**SOURCE INFORMATION**
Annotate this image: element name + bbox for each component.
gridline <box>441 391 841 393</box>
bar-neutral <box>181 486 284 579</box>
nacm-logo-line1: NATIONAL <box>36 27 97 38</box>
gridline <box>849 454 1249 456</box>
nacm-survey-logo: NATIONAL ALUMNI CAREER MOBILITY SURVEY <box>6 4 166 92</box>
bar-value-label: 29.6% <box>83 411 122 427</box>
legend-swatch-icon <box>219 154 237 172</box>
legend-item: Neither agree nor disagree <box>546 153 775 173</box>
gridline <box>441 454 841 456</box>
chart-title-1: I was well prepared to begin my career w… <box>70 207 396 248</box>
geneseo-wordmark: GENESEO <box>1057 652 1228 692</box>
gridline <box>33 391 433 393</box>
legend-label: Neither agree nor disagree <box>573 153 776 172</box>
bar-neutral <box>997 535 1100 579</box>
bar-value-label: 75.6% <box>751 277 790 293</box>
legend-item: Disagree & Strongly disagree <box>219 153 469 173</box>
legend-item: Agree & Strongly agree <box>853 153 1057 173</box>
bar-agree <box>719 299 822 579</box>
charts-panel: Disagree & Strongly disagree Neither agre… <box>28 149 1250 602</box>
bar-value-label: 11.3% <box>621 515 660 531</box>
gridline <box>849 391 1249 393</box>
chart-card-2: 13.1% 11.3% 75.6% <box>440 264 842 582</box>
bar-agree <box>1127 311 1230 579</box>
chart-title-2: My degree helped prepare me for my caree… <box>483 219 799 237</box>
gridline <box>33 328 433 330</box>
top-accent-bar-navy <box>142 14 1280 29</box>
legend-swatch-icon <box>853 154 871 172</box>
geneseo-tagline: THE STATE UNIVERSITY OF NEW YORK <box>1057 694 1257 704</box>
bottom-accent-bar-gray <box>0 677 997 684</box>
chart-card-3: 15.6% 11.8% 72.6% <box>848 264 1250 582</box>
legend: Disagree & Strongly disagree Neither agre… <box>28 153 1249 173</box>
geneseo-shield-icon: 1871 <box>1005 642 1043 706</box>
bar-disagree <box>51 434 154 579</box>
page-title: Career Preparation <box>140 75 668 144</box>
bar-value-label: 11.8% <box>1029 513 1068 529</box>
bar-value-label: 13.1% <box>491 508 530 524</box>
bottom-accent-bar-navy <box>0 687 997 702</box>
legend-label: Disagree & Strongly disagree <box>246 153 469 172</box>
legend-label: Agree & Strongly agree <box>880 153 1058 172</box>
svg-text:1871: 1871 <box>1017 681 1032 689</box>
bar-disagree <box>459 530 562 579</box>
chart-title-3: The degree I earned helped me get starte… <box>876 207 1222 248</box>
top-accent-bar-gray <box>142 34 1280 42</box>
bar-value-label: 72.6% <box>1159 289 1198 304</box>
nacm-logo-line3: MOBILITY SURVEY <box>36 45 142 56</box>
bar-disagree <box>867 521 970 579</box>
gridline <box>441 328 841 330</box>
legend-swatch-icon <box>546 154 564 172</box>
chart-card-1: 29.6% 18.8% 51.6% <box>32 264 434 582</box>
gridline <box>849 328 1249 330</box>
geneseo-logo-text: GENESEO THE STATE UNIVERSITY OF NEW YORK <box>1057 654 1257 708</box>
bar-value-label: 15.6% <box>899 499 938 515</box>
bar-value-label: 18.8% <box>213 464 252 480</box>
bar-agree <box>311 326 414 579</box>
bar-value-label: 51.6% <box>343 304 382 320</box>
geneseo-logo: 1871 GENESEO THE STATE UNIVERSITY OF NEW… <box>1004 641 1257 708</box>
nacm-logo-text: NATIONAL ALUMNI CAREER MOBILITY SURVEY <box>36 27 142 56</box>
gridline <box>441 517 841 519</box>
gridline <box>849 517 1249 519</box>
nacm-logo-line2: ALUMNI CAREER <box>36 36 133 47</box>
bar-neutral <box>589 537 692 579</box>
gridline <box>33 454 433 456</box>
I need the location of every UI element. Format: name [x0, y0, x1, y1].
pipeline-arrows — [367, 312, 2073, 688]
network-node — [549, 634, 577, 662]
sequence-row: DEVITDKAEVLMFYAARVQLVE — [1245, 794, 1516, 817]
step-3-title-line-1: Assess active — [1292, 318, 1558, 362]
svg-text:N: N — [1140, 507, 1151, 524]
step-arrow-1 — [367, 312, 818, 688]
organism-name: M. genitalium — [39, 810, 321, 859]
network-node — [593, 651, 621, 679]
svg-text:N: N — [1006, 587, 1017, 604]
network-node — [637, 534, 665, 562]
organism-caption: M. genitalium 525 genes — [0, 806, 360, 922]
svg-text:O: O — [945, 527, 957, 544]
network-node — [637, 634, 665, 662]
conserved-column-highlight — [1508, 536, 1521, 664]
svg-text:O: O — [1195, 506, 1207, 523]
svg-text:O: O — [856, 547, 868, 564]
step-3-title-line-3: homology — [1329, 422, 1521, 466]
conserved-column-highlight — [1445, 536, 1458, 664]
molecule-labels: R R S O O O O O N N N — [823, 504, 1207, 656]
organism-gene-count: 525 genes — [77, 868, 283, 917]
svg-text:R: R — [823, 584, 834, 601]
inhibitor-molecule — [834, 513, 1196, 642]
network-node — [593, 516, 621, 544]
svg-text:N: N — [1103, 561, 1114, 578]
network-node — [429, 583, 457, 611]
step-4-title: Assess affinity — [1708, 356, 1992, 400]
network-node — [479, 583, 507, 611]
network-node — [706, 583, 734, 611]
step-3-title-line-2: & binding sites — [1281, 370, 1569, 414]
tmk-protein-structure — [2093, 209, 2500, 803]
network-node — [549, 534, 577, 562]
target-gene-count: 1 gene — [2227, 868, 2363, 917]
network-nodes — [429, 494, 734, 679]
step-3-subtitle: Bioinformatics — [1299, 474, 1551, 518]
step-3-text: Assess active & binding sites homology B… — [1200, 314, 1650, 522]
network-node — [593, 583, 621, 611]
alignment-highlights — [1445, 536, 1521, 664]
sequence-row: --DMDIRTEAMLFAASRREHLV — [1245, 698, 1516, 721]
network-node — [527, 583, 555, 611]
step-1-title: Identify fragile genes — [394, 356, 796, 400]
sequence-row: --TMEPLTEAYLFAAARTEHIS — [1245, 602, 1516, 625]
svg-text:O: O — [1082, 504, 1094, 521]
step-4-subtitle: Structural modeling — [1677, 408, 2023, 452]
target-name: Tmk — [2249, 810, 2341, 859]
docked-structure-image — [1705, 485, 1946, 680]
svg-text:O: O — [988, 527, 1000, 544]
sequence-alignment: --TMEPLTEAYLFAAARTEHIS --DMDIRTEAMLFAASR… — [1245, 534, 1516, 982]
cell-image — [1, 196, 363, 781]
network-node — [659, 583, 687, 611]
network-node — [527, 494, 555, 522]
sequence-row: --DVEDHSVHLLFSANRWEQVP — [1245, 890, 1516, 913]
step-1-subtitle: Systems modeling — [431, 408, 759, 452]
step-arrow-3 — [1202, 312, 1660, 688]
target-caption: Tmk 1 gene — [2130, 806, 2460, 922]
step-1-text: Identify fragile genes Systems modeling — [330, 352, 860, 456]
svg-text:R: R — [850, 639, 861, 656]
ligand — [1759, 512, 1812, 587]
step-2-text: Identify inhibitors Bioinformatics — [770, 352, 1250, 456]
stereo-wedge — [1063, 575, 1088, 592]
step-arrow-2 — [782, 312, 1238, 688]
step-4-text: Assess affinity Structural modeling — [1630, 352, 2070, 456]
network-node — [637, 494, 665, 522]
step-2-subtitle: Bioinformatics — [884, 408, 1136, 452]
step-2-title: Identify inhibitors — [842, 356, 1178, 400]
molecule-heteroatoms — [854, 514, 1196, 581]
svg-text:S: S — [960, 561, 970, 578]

**PROBLEM TO WORK ON**
Which of the lines above include the word "item"? List those lines.

**WRITTEN SOLUTION**
legend-item: Neither agree nor disagree <box>546 153 775 173</box>
legend-item: Disagree & Strongly disagree <box>219 153 469 173</box>
legend-item: Agree & Strongly agree <box>853 153 1057 173</box>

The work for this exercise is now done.